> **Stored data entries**
= = =

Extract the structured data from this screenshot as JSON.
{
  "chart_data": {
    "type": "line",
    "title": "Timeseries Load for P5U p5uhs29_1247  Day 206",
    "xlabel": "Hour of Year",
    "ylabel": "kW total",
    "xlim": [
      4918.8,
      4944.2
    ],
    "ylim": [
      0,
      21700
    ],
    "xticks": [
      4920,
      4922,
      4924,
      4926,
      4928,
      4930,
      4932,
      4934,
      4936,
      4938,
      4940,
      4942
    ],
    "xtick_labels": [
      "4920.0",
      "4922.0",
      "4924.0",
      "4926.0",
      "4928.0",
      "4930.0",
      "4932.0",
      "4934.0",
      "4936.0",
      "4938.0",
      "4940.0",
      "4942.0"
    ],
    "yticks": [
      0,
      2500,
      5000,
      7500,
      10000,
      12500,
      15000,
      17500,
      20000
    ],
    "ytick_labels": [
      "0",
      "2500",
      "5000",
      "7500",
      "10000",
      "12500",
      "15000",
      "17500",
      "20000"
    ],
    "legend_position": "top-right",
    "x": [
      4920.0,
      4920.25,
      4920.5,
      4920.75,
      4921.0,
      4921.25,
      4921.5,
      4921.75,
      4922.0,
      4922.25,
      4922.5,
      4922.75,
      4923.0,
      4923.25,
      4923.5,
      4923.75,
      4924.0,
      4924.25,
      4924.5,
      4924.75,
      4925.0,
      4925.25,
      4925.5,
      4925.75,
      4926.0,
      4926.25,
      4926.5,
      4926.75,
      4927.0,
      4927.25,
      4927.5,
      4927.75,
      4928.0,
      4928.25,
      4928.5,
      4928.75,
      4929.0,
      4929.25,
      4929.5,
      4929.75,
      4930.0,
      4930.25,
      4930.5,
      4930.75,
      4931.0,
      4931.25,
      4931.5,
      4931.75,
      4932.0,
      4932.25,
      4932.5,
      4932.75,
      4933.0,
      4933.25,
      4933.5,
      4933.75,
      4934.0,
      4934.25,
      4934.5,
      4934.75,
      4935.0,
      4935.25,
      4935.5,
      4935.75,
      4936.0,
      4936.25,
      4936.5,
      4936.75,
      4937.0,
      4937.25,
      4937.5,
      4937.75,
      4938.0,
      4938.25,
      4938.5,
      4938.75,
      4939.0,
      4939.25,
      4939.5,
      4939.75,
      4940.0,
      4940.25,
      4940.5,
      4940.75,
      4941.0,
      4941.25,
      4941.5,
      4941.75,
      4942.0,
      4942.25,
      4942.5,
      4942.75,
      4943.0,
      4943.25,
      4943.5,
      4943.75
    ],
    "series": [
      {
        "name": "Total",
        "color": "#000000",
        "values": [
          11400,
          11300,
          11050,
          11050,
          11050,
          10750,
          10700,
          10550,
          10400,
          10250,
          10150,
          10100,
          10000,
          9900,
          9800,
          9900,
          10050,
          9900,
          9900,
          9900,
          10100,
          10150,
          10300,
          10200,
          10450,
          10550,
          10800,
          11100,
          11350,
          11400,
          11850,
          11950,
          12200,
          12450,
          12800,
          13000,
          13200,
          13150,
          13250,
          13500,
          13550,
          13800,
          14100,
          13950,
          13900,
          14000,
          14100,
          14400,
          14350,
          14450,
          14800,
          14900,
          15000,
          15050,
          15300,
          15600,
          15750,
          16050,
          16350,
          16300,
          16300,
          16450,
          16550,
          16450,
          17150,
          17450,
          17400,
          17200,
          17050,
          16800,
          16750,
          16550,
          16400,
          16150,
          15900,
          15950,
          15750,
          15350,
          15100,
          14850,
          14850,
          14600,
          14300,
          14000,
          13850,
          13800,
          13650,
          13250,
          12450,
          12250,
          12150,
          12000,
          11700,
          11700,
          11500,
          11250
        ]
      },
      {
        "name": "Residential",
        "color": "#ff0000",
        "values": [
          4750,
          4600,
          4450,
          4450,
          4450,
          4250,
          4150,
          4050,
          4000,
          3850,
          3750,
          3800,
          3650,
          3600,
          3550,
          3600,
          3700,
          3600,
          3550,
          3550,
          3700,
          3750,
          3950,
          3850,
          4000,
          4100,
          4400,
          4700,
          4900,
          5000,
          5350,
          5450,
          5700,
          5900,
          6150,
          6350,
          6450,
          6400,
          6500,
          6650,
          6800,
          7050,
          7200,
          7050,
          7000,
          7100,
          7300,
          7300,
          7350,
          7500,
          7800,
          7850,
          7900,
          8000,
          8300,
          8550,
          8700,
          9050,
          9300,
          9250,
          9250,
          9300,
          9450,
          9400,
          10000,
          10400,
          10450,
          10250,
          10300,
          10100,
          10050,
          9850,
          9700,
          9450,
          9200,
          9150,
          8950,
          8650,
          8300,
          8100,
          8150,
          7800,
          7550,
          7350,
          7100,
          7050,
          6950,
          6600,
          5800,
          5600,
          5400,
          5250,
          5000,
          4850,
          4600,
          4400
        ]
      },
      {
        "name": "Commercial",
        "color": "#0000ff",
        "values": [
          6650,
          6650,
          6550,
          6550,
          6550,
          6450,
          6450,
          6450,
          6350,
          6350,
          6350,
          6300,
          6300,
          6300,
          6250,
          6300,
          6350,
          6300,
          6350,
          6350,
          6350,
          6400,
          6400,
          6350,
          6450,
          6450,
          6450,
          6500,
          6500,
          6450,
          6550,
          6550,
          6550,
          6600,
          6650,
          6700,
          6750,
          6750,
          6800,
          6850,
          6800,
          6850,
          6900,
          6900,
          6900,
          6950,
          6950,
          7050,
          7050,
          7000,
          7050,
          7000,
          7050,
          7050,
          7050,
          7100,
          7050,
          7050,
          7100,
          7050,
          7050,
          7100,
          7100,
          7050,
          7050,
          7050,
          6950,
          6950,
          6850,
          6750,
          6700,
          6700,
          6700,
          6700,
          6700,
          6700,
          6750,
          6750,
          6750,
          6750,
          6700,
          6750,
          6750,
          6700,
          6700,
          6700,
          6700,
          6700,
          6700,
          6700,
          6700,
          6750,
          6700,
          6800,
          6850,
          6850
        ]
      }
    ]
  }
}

= = =

> **Work required**
Using the data above, output each line exactly.

> **Expected answer**
Extract the structured data from this screenshot as JSON.
{
  "chart_data": {
    "type": "line",
    "title": "Timeseries Load for P5U p5uhs29_1247  Day 206",
    "xlabel": "Hour of Year",
    "ylabel": "kW total",
    "xlim": [
      4918.8,
      4944.2
    ],
    "ylim": [
      0,
      21700
    ],
    "xticks": [
      4920,
      4922,
      4924,
      4926,
      4928,
      4930,
      4932,
      4934,
      4936,
      4938,
      4940,
      4942
    ],
    "xtick_labels": [
      "4920.0",
      "4922.0",
      "4924.0",
      "4926.0",
      "4928.0",
      "4930.0",
      "4932.0",
      "4934.0",
      "4936.0",
      "4938.0",
      "4940.0",
      "4942.0"
    ],
    "yticks": [
      0,
      2500,
      5000,
      7500,
      10000,
      12500,
      15000,
      17500,
      20000
    ],
    "ytick_labels": [
      "0",
      "2500",
      "5000",
      "7500",
      "10000",
      "12500",
      "15000",
      "17500",
      "20000"
    ],
    "legend_position": "top-right",
    "x": [
      4920.0,
      4920.25,
      4920.5,
      4920.75,
      4921.0,
      4921.25,
      4921.5,
      4921.75,
      4922.0,
      4922.25,
      4922.5,
      4922.75,
      4923.0,
      4923.25,
      4923.5,
      4923.75,
      4924.0,
      4924.25,
      4924.5,
      4924.75,
      4925.0,
      4925.25,
      4925.5,
      4925.75,
      4926.0,
      4926.25,
      4926.5,
      4926.75,
      4927.0,
      4927.25,
      4927.5,
      4927.75,
      4928.0,
      4928.25,
      4928.5,
      4928.75,
      4929.0,
      4929.25,
      4929.5,
      4929.75,
      4930.0,
      4930.25,
      4930.5,
      4930.75,
      4931.0,
      4931.25,
      4931.5,
      4931.75,
      4932.0,
      4932.25,
      4932.5,
      4932.75,
      4933.0,
      4933.25,
      4933.5,
      4933.75,
      4934.0,
      4934.25,
      4934.5,
      4934.75,
      4935.0,
      4935.25,
      4935.5,
      4935.75,
      4936.0,
      4936.25,
      4936.5,
      4936.75,
      4937.0,
      4937.25,
      4937.5,
      4937.75,
      4938.0,
      4938.25,
      4938.5,
      4938.75,
      4939.0,
      4939.25,
      4939.5,
      4939.75,
      4940.0,
      4940.25,
      4940.5,
      4940.75,
      4941.0,
      4941.25,
      4941.5,
      4941.75,
      4942.0,
      4942.25,
      4942.5,
      4942.75,
      4943.0,
      4943.25,
      4943.5,
      4943.75
    ],
    "series": [
      {
        "name": "Total",
        "color": "#000000",
        "values": [
          11400,
          11300,
          11050,
          11050,
          11050,
          10750,
          10700,
          10550,
          10400,
          10250,
          10150,
          10100,
          10000,
          9900,
          9800,
          9900,
          10050,
          9900,
          9900,
          9900,
          10100,
          10150,
          10300,
          10200,
          10450,
          10550,
          10800,
          11100,
          11350,
          11400,
          11850,
          11950,
          12200,
          12450,
          12800,
          13000,
          13200,
          13150,
          13250,
          13500,
          13550,
          13800,
          14100,
          13950,
          13900,
          14000,
          14100,
          14400,
          14350,
          14450,
          14800,
          14900,
          15000,
          15050,
          15300,
          15600,
          15750,
          16050,
          16350,
          16300,
          16300,
          16450,
          16550,
          16450,
          17150,
          17450,
          17400,
          17200,
          17050,
          16800,
          16750,
          16550,
          16400,
          16150,
          15900,
          15950,
          15750,
          15350,
          15100,
          14850,
          14850,
          14600,
          14300,
          14000,
          13850,
          13800,
          13650,
          13250,
          12450,
          12250,
          12150,
          12000,
          11700,
          11700,
          11500,
          11250
        ]
      },
      {
        "name": "Residential",
        "color": "#ff0000",
        "values": [
          4750,
          4600,
          4450,
          4450,
          4450,
          4250,
          4150,
          4050,
          4000,
          3850,
          3750,
          3800,
          3650,
          3600,
          3550,
          3600,
          3700,
          3600,
          3550,
          3550,
          3700,
          3750,
          3950,
          3850,
          4000,
          4100,
          4400,
          4700,
          4900,
          5000,
          5350,
          5450,
          5700,
          5900,
          6150,
          6350,
          6450,
          6400,
          6500,
          6650,
          6800,
          7050,
          7200,
          7050,
          7000,
          7100,
          7300,
          7300,
          7350,
          7500,
          7800,
          7850,
          7900,
          8000,
          8300,
          8550,
          8700,
          9050,
          9300,
          9250,
          9250,
          9300,
          9450,
          9400,
          10000,
          10400,
          10450,
          10250,
          10300,
          10100,
          10050,
          9850,
          9700,
          9450,
          9200,
          9150,
          8950,
          8650,
          8300,
          8100,
          8150,
          7800,
          7550,
          7350,
          7100,
          7050,
          6950,
          6600,
          5800,
          5600,
          5400,
          5250,
          5000,
          4850,
          4600,
          4400
        ]
      },
      {
        "name": "Commercial",
        "color": "#0000ff",
        "values": [
          6650,
          6650,
          6550,
          6550,
          6550,
          6450,
          6450,
          6450,
          6350,
          6350,
          6350,
          6300,
          6300,
          6300,
          6250,
          6300,
          6350,
          6300,
          6350,
          6350,
          6350,
          6400,
          6400,
          6350,
          6450,
          6450,
          6450,
          6500,
          6500,
          6450,
          6550,
          6550,
          6550,
          6600,
          6650,
          6700,
          6750,
          6750,
          6800,
          6850,
          6800,
          6850,
          6900,
          6900,
          6900,
          6950,
          6950,
          7050,
          7050,
          7000,
          7050,
          7000,
          7050,
          7050,
          7050,
          7100,
          7050,
          7050,
          7100,
          7050,
          7050,
          7100,
          7100,
          7050,
          7050,
          7050,
          6950,
          6950,
          6850,
          6750,
          6700,
          6700,
          6700,
          6700,
          6700,
          6700,
          6750,
          6750,
          6750,
          6750,
          6700,
          6750,
          6750,
          6700,
          6700,
          6700,
          6700,
          6700,
          6700,
          6700,
          6700,
          6750,
          6700,
          6800,
          6850,
          6850
        ]
      }
    ]
  }
}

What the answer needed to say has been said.